Records:
____________________
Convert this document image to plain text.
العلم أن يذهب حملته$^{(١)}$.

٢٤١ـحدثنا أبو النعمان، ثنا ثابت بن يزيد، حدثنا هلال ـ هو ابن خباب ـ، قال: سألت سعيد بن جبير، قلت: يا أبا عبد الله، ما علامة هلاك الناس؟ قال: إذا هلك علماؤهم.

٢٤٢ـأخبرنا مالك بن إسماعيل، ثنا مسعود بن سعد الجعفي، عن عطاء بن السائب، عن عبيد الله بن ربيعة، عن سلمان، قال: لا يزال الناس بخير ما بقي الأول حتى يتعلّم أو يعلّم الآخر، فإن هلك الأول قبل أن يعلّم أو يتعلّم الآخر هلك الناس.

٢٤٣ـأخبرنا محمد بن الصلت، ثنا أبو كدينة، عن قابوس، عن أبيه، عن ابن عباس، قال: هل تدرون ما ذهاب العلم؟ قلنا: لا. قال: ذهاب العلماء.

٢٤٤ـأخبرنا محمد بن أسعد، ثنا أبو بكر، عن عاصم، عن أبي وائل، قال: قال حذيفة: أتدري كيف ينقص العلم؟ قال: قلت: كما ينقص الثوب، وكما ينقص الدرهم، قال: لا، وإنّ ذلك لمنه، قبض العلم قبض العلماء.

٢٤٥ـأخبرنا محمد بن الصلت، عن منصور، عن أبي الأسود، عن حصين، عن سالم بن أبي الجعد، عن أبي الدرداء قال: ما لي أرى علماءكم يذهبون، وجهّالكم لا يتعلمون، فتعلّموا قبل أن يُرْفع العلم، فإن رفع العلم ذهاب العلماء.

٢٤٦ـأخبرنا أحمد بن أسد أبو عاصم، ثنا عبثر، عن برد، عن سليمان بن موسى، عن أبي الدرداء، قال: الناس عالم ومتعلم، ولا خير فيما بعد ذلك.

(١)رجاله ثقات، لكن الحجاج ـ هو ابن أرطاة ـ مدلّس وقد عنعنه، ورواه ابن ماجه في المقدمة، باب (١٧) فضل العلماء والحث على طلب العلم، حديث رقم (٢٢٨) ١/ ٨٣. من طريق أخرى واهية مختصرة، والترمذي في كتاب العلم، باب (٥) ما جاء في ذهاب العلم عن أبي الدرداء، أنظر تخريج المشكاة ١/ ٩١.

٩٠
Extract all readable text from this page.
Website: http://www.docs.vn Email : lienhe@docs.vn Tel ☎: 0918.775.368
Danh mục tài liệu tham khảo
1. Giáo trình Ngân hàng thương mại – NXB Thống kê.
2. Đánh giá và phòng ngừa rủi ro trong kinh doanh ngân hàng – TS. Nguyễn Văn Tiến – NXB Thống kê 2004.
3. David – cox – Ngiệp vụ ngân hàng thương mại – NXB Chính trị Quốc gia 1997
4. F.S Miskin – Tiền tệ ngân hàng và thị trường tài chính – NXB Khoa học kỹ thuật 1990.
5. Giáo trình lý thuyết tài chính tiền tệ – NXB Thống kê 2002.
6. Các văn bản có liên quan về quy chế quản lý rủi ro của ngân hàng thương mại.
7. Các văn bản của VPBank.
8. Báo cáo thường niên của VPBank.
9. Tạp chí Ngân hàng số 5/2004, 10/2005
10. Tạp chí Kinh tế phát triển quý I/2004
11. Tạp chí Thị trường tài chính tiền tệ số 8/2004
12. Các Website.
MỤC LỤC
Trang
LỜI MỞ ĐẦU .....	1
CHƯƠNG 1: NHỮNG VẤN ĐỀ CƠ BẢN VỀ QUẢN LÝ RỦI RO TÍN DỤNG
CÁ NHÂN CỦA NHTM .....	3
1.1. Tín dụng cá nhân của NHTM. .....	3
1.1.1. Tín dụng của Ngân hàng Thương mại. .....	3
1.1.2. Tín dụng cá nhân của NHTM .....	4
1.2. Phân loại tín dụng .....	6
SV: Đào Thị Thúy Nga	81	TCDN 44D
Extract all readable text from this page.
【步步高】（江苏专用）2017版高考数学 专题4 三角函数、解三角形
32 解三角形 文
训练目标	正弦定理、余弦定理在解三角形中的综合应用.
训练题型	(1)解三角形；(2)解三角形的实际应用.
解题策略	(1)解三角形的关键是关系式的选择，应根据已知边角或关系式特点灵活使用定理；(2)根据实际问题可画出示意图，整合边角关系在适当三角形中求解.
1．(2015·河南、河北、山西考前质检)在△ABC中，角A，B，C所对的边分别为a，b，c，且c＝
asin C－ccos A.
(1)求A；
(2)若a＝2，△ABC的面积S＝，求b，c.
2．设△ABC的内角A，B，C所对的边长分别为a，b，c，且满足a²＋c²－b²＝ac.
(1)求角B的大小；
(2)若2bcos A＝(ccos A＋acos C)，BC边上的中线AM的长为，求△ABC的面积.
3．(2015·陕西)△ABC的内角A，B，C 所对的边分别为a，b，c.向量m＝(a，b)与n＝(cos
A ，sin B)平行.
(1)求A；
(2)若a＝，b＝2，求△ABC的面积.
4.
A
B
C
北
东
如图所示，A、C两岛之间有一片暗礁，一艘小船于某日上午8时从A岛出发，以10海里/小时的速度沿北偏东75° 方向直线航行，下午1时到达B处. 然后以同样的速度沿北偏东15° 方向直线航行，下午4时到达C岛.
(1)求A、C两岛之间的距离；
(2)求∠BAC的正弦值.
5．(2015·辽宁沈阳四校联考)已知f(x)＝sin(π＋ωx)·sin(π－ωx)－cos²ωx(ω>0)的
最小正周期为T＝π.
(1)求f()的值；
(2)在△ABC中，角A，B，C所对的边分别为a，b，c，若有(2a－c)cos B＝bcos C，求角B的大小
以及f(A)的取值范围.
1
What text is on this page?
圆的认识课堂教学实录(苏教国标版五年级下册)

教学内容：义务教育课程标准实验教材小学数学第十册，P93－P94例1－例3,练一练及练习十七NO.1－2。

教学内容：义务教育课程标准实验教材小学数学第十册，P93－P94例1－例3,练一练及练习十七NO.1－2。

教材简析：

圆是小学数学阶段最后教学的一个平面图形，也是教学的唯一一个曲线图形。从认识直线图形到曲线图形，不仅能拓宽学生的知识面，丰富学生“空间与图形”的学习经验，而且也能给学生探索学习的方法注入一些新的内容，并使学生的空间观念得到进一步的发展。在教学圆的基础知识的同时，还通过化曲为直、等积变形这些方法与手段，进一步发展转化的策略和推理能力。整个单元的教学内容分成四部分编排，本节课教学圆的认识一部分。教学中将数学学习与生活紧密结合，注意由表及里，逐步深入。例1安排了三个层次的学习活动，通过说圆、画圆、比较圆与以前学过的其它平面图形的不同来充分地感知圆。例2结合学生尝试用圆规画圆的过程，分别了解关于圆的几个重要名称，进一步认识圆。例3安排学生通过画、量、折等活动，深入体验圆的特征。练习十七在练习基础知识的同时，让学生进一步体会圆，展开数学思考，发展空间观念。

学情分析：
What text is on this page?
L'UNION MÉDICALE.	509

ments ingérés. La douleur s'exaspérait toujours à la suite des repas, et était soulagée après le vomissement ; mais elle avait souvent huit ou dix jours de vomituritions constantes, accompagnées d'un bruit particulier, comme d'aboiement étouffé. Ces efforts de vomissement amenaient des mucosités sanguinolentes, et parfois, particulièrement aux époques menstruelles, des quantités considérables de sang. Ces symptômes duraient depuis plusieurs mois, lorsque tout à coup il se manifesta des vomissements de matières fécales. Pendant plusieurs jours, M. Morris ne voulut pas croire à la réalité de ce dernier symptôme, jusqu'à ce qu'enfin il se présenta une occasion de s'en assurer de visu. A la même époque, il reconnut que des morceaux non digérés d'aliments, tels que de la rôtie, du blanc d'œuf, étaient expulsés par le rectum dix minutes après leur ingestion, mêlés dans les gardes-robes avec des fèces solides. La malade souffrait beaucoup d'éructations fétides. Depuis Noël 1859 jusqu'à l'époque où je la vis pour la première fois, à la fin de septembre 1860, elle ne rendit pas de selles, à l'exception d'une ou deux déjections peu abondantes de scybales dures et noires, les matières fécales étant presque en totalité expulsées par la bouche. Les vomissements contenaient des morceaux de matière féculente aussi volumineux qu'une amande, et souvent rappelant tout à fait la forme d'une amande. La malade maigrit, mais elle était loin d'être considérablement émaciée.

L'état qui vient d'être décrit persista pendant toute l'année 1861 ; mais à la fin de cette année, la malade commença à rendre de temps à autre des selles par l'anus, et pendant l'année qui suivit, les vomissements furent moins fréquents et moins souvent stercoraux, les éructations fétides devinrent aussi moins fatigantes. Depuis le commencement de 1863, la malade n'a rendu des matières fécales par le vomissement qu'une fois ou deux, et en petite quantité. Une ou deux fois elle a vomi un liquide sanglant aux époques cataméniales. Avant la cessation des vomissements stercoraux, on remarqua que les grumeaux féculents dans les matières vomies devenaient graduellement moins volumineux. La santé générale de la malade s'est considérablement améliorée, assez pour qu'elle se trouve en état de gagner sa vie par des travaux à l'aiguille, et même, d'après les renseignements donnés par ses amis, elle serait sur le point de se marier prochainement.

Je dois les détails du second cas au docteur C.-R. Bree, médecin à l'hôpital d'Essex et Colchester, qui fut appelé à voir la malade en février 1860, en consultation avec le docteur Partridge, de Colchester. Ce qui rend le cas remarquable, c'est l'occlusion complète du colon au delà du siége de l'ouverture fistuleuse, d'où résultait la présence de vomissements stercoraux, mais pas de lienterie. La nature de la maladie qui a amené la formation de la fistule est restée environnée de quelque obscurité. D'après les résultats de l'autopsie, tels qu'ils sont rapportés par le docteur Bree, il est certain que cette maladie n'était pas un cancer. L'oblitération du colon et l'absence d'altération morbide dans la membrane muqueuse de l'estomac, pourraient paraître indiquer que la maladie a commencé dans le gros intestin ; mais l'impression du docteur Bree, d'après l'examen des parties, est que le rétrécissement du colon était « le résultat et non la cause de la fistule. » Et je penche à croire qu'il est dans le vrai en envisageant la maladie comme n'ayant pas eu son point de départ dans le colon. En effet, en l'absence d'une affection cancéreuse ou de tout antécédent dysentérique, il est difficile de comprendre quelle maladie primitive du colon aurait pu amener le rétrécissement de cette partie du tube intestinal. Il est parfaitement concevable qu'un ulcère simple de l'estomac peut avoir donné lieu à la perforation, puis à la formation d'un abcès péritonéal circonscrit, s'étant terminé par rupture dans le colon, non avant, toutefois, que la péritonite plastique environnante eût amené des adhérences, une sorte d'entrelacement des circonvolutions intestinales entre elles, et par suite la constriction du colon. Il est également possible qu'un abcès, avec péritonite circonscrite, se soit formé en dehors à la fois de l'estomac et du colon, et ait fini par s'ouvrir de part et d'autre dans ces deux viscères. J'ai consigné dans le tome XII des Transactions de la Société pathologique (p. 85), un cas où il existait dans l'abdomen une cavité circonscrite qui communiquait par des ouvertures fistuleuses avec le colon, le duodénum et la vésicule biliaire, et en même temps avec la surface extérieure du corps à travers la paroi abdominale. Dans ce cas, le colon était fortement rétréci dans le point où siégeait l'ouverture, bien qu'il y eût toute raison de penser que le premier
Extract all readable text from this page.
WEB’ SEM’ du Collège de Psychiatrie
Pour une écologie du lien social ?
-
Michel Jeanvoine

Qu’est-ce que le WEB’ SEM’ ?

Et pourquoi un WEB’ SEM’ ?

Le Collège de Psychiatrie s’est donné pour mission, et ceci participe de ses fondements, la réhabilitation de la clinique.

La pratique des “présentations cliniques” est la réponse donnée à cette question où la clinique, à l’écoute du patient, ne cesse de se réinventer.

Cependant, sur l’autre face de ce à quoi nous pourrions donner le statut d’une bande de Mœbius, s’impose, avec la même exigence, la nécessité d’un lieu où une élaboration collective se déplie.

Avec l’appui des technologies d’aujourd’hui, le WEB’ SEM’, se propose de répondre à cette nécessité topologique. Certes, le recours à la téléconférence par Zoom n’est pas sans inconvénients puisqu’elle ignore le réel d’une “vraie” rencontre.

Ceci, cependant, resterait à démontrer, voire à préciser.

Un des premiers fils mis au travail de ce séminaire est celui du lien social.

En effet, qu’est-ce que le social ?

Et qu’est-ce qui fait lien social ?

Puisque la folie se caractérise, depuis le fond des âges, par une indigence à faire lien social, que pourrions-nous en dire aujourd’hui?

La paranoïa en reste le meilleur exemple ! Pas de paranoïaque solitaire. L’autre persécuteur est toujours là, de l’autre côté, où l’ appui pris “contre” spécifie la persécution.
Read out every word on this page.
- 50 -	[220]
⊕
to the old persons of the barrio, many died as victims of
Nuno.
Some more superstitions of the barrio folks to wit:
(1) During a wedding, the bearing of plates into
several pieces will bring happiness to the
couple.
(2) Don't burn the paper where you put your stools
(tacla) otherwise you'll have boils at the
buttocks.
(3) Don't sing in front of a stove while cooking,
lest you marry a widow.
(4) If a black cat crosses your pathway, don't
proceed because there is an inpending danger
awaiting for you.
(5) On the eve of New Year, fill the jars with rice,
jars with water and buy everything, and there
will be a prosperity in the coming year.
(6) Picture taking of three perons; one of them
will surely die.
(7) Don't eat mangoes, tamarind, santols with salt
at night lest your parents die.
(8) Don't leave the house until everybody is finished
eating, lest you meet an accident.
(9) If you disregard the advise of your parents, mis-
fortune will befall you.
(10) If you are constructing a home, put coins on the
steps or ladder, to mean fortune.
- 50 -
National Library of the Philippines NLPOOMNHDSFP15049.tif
____________________
_Direction_
Copy only the stretch running from the line containing "Read out every word on this page." to the final line of the entries, both ends included, exactly as it stands.

_Written response_
Read out every word on this page.
- 50 -	[220]
⊕
to the old persons of the barrio, many died as victims of
Nuno.
Some more superstitions of the barrio folks to wit:
(1) During a wedding, the bearing of plates into
several pieces will bring happiness to the
couple.
(2) Don't burn the paper where you put your stools
(tacla) otherwise you'll have boils at the
buttocks.
(3) Don't sing in front of a stove while cooking,
lest you marry a widow.
(4) If a black cat crosses your pathway, don't
proceed because there is an inpending danger
awaiting for you.
(5) On the eve of New Year, fill the jars with rice,
jars with water and buy everything, and there
will be a prosperity in the coming year.
(6) Picture taking of three perons; one of them
will surely die.
(7) Don't eat mangoes, tamarind, santols with salt
at night lest your parents die.
(8) Don't leave the house until everybody is finished
eating, lest you meet an accident.
(9) If you disregard the advise of your parents, mis-
fortune will befall you.
(10) If you are constructing a home, put coins on the
steps or ladder, to mean fortune.
- 50 -
National Library of the Philippines NLPOOMNHDSFP15049.tif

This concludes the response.